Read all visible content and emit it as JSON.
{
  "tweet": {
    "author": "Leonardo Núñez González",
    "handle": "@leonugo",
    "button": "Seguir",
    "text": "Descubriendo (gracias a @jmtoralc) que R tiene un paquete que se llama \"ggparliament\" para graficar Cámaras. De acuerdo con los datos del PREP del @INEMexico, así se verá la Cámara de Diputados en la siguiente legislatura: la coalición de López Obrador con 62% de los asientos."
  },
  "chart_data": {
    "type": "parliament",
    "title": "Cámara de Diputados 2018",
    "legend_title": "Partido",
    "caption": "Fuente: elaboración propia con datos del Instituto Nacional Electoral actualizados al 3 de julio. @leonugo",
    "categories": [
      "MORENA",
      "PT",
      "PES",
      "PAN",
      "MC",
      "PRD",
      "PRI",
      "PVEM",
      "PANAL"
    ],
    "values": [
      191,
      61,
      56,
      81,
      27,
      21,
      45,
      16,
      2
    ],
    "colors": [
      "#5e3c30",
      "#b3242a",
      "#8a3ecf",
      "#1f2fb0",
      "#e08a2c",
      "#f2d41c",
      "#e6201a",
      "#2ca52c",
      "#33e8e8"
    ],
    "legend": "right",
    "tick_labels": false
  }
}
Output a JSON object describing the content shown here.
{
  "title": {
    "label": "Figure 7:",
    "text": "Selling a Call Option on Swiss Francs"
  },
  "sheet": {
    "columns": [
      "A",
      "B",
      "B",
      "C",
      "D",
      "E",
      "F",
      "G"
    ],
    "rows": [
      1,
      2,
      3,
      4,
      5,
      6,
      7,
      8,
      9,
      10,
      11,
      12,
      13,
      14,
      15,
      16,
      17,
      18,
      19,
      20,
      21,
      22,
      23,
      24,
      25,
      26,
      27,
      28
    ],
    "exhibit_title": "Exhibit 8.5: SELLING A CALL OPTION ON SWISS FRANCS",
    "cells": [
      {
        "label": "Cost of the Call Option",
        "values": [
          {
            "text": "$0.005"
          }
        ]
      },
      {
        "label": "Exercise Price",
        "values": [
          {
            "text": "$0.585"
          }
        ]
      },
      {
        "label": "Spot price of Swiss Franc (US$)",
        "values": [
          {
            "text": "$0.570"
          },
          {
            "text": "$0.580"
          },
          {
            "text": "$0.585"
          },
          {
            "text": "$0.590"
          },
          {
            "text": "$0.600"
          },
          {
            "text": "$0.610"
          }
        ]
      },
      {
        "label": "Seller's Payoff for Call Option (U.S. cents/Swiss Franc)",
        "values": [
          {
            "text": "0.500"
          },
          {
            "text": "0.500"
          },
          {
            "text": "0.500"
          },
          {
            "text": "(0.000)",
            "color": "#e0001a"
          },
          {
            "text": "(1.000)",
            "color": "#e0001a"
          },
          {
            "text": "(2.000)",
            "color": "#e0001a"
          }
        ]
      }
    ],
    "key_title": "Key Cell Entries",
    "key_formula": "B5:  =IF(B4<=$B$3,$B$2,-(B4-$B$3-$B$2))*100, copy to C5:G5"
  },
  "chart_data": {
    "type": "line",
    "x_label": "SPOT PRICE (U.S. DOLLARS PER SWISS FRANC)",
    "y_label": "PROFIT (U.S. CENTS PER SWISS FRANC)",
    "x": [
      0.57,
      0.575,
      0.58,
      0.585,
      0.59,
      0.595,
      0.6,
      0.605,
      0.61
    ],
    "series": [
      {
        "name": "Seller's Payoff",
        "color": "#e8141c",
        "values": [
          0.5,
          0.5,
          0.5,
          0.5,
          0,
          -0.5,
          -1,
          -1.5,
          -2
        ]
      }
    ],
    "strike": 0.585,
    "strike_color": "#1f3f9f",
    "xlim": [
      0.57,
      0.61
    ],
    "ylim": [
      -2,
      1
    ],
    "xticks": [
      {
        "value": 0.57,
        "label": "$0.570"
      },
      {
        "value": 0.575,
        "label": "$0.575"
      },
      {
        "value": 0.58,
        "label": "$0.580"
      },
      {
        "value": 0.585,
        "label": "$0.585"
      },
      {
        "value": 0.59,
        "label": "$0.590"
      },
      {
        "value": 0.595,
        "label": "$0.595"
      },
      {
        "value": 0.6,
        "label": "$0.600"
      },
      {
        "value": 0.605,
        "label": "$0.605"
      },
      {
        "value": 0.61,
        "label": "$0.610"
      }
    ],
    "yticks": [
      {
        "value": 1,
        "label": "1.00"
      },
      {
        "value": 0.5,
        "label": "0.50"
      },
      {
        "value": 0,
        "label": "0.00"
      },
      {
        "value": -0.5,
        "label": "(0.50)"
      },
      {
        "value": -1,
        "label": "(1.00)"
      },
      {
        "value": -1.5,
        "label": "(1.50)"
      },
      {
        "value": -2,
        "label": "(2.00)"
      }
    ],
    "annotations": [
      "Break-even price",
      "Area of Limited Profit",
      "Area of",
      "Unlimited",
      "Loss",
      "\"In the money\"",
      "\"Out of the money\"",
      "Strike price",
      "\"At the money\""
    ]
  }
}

* _Objective_
The answer is a single number: how many lines include the word "datos"?

* _Reply_
2